-- start --

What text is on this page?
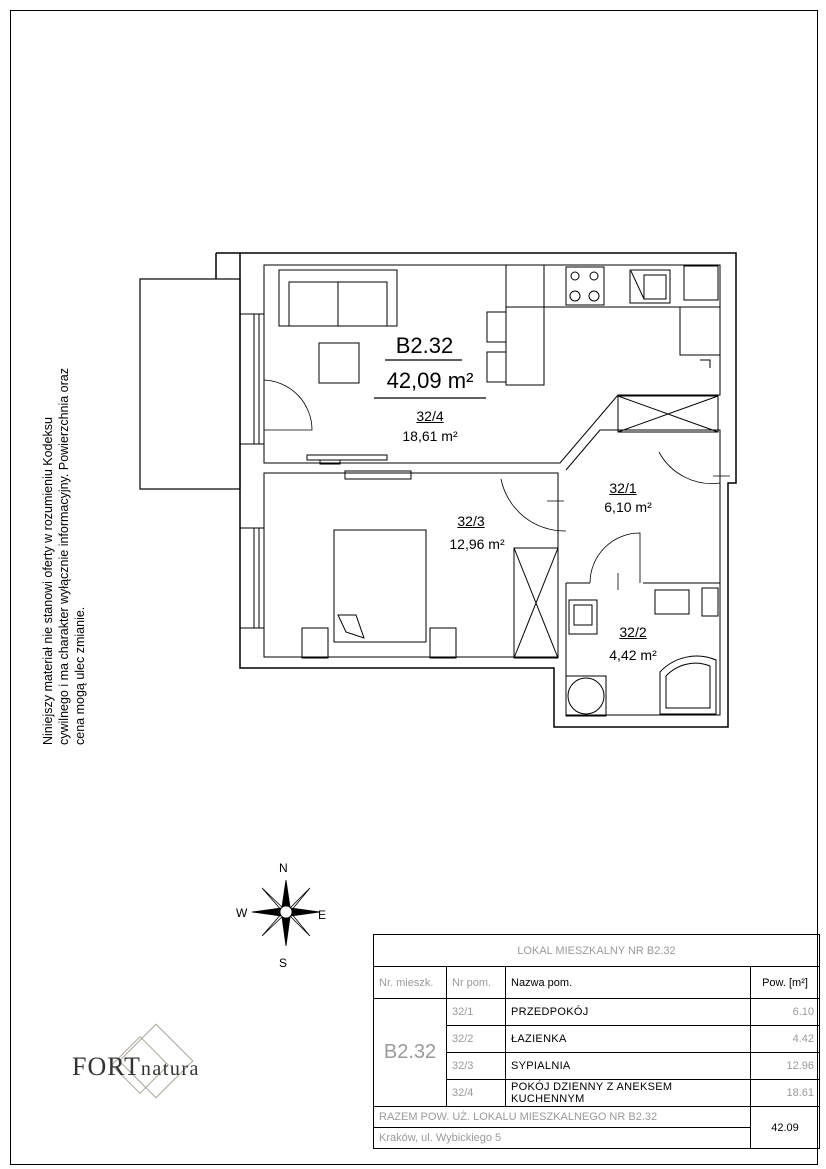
B2.32
42,09 m²
32/4
18,61 m²
32/3
12,96 m²
32/1
6,10 m²
32/2
4,42 m²
Niniejszy materiał nie stanowi oferty w rozumieniu Kodeksu cywilnego i ma charakter wyłącznie informacyjny. Powierzchnia oraz cena mogą ulec zmianie.
N
S
W	E
FORTnatura
LOKAL MIESZKALNY NR B2.32			
Nr. mieszk.	Nr pom.	Nazwa pom.	Pow. [m²]
B2.32	32/1	PRZEDPOKÓJ	6.10
	32/2	ŁAZIENKA	4.42
	32/3	SYPIALNIA	12.96
	32/4	POKÓJ DZIENNY Z ANEKSEM KUCHENNYM	18.61
RAZEM POW. UŻ. LOKALU MIESZKALNEGO NR B2.32			42.09
Kraków, ul. Wybickiego 5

-- end --

SET TASK:
Write out the entries above word for word. Do not include the pictures.

SOLUTION TO THIS EXERCISE:
What text is on this page?
B2.32
42,09 m²
32/4
18,61 m²
32/3
12,96 m²
32/1
6,10 m²
32/2
4,42 m²
Niniejszy materiał nie stanowi oferty w rozumieniu Kodeksu cywilnego i ma charakter wyłącznie informacyjny. Powierzchnia oraz cena mogą ulec zmianie.
N
S
W	E
FORTnatura
LOKAL MIESZKALNY NR B2.32			
Nr. mieszk.	Nr pom.	Nazwa pom.	Pow. [m²]
B2.32	32/1	PRZEDPOKÓJ	6.10
	32/2	ŁAZIENKA	4.42
	32/3	SYPIALNIA	12.96
	32/4	POKÓJ DZIENNY Z ANEKSEM KUCHENNYM	18.61
RAZEM POW. UŻ. LOKALU MIESZKALNEGO NR B2.32			42.09
Kraków, ul. Wybickiego 5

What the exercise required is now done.